(Data taken from a collection)

----------------

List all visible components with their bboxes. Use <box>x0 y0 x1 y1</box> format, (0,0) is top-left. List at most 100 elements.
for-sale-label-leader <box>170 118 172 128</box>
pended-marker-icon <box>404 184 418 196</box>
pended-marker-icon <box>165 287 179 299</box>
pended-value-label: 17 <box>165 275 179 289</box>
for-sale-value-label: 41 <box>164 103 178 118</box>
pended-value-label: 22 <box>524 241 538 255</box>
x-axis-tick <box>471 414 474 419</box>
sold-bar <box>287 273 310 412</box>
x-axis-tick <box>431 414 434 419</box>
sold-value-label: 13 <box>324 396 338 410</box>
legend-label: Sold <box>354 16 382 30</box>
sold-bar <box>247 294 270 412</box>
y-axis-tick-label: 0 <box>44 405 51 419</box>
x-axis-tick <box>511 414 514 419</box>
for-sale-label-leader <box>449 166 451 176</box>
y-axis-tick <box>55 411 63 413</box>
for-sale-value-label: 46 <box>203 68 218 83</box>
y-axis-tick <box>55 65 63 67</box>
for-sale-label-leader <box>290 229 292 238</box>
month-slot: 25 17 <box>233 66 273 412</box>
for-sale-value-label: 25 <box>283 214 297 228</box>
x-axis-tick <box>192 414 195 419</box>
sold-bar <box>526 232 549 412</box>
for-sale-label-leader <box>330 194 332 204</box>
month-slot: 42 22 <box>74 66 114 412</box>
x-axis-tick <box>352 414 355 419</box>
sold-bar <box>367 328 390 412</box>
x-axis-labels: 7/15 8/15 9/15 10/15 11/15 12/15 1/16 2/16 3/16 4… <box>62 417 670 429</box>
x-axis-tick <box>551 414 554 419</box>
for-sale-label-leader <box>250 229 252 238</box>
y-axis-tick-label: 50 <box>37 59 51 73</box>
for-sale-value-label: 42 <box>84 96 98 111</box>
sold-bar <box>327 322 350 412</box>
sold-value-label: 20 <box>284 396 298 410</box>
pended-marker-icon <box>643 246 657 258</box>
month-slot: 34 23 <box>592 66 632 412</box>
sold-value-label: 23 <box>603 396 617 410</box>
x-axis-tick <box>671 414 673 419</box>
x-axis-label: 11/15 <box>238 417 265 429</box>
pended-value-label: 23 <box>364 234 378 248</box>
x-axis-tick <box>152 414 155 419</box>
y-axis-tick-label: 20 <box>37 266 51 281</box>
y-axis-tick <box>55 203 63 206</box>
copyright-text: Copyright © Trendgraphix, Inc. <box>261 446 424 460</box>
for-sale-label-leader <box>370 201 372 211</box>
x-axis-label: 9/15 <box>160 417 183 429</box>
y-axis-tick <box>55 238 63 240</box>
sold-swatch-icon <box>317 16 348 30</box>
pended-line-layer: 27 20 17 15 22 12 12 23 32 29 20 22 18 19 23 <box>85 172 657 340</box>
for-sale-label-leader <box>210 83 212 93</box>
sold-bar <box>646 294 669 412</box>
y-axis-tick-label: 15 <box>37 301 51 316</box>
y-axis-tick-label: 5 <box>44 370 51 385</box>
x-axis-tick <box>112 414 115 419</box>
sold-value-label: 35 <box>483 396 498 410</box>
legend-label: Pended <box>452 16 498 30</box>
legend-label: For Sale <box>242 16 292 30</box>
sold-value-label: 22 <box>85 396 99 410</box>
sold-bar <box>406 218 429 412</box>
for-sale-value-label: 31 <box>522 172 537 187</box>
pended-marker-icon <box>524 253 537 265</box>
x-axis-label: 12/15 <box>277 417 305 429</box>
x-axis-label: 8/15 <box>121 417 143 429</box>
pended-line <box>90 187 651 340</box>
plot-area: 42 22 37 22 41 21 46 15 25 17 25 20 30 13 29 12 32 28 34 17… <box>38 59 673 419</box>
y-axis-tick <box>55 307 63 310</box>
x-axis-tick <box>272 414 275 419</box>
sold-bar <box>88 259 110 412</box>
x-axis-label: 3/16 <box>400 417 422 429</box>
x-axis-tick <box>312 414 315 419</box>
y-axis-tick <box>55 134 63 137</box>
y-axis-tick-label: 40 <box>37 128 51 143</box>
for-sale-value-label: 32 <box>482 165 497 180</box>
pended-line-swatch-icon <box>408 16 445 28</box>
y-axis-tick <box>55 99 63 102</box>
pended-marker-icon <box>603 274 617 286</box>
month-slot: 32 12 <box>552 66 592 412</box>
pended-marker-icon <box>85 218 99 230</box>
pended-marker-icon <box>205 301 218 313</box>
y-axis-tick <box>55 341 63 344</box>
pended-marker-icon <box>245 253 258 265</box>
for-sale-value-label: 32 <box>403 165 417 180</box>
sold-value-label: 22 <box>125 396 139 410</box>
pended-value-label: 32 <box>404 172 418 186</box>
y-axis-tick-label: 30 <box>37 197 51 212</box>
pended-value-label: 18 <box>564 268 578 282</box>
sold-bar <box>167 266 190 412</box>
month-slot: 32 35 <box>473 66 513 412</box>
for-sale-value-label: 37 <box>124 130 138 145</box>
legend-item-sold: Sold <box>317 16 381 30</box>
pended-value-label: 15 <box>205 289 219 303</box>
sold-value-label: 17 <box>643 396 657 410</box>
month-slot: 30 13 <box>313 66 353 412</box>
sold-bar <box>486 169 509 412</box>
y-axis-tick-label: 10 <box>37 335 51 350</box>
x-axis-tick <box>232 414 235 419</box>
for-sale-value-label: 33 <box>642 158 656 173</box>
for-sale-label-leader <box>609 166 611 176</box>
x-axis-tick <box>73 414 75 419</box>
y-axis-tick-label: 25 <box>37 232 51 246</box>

----------------

**Goal**
Update the listing above so that every "pended-value-label" becomes "pending-value-label", and give the full listing again with nothing else changed.

**Complete response**
List all visible components with their bboxes. Use <box>x0 y0 x1 y1</box> format, (0,0) is top-left. List at most 100 elements.
for-sale-label-leader <box>170 118 172 128</box>
pended-marker-icon <box>404 184 418 196</box>
pended-marker-icon <box>165 287 179 299</box>
pending-value-label: 17 <box>165 275 179 289</box>
for-sale-value-label: 41 <box>164 103 178 118</box>
pending-value-label: 22 <box>524 241 538 255</box>
x-axis-tick <box>471 414 474 419</box>
sold-bar <box>287 273 310 412</box>
x-axis-tick <box>431 414 434 419</box>
sold-value-label: 13 <box>324 396 338 410</box>
legend-label: Sold <box>354 16 382 30</box>
sold-bar <box>247 294 270 412</box>
y-axis-tick-label: 0 <box>44 405 51 419</box>
x-axis-tick <box>511 414 514 419</box>
for-sale-label-leader <box>449 166 451 176</box>
y-axis-tick <box>55 411 63 413</box>
for-sale-value-label: 46 <box>203 68 218 83</box>
y-axis-tick <box>55 65 63 67</box>
for-sale-label-leader <box>290 229 292 238</box>
month-slot: 25 17 <box>233 66 273 412</box>
for-sale-value-label: 25 <box>283 214 297 228</box>
x-axis-tick <box>192 414 195 419</box>
sold-bar <box>526 232 549 412</box>
for-sale-label-leader <box>330 194 332 204</box>
month-slot: 42 22 <box>74 66 114 412</box>
x-axis-tick <box>352 414 355 419</box>
sold-bar <box>367 328 390 412</box>
x-axis-labels: 7/15 8/15 9/15 10/15 11/15 12/15 1/16 2/16 3/16 4… <box>62 417 670 429</box>
x-axis-tick <box>551 414 554 419</box>
for-sale-label-leader <box>250 229 252 238</box>
y-axis-tick-label: 50 <box>37 59 51 73</box>
for-sale-value-label: 42 <box>84 96 98 111</box>
sold-bar <box>327 322 350 412</box>
sold-value-label: 20 <box>284 396 298 410</box>
pended-marker-icon <box>643 246 657 258</box>
month-slot: 34 23 <box>592 66 632 412</box>
sold-value-label: 23 <box>603 396 617 410</box>
x-axis-tick <box>671 414 673 419</box>
x-axis-label: 11/15 <box>238 417 265 429</box>
pending-value-label: 23 <box>364 234 378 248</box>
x-axis-tick <box>152 414 155 419</box>
y-axis-tick-label: 20 <box>37 266 51 281</box>
y-axis-tick <box>55 203 63 206</box>
copyright-text: Copyright © Trendgraphix, Inc. <box>261 446 424 460</box>
for-sale-label-leader <box>370 201 372 211</box>
x-axis-label: 9/15 <box>160 417 183 429</box>
y-axis-tick <box>55 238 63 240</box>
sold-swatch-icon <box>317 16 348 30</box>
pended-line-layer: 27 20 17 15 22 12 12 23 32 29 20 22 18 19 23 <box>85 172 657 340</box>
for-sale-label-leader <box>210 83 212 93</box>
sold-bar <box>646 294 669 412</box>
y-axis-tick-label: 15 <box>37 301 51 316</box>
y-axis-tick-label: 5 <box>44 370 51 385</box>
x-axis-tick <box>112 414 115 419</box>
sold-value-label: 35 <box>483 396 498 410</box>
legend-label: Pended <box>452 16 498 30</box>
legend-label: For Sale <box>242 16 292 30</box>
sold-value-label: 22 <box>85 396 99 410</box>
sold-bar <box>406 218 429 412</box>
for-sale-value-label: 31 <box>522 172 537 187</box>
pended-marker-icon <box>524 253 537 265</box>
x-axis-label: 12/15 <box>277 417 305 429</box>
x-axis-label: 8/15 <box>121 417 143 429</box>
pended-line <box>90 187 651 340</box>
plot-area: 42 22 37 22 41 21 46 15 25 17 25 20 30 13 29 12 32 28 34 17… <box>38 59 673 419</box>
y-axis-tick <box>55 307 63 310</box>
x-axis-tick <box>272 414 275 419</box>
sold-bar <box>88 259 110 412</box>
x-axis-label: 3/16 <box>400 417 422 429</box>
x-axis-tick <box>312 414 315 419</box>
y-axis-tick <box>55 134 63 137</box>
y-axis-tick-label: 40 <box>37 128 51 143</box>
for-sale-value-label: 32 <box>482 165 497 180</box>
pended-line-swatch-icon <box>408 16 445 28</box>
y-axis-tick <box>55 99 63 102</box>
pended-marker-icon <box>603 274 617 286</box>
month-slot: 32 12 <box>552 66 592 412</box>
pended-marker-icon <box>85 218 99 230</box>
pended-marker-icon <box>205 301 218 313</box>
y-axis-tick <box>55 341 63 344</box>
pended-marker-icon <box>245 253 258 265</box>
for-sale-value-label: 32 <box>403 165 417 180</box>
sold-value-label: 22 <box>125 396 139 410</box>
pending-value-label: 32 <box>404 172 418 186</box>
y-axis-tick-label: 30 <box>37 197 51 212</box>
pending-value-label: 18 <box>564 268 578 282</box>
sold-bar <box>167 266 190 412</box>
month-slot: 32 35 <box>473 66 513 412</box>
for-sale-value-label: 37 <box>124 130 138 145</box>
legend-item-sold: Sold <box>317 16 381 30</box>
pending-value-label: 15 <box>205 289 219 303</box>
sold-value-label: 17 <box>643 396 657 410</box>
month-slot: 30 13 <box>313 66 353 412</box>
sold-bar <box>486 169 509 412</box>
y-axis-tick-label: 10 <box>37 335 51 350</box>
x-axis-tick <box>232 414 235 419</box>
for-sale-value-label: 33 <box>642 158 656 173</box>
for-sale-label-leader <box>609 166 611 176</box>
x-axis-tick <box>73 414 75 419</box>
y-axis-tick-label: 25 <box>37 232 51 246</box>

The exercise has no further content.